Task brief - Reproduce the entries in full, with no changes.

Source records:
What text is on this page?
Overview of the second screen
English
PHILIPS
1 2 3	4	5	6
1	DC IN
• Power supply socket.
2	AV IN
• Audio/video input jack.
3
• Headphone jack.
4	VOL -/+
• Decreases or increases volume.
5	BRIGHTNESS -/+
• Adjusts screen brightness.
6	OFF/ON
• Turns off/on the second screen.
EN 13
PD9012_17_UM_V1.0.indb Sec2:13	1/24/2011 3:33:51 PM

Response for this exercise -
What text is on this page?
Overview of the second screen
English
PHILIPS
1 2 3	4	5	6
1	DC IN
• Power supply socket.
2	AV IN
• Audio/video input jack.
3
• Headphone jack.
4	VOL -/+
• Decreases or increases volume.
5	BRIGHTNESS -/+
• Adjusts screen brightness.
6	OFF/ON
• Turns off/on the second screen.
EN 13
PD9012_17_UM_V1.0.indb Sec2:13	1/24/2011 3:33:51 PM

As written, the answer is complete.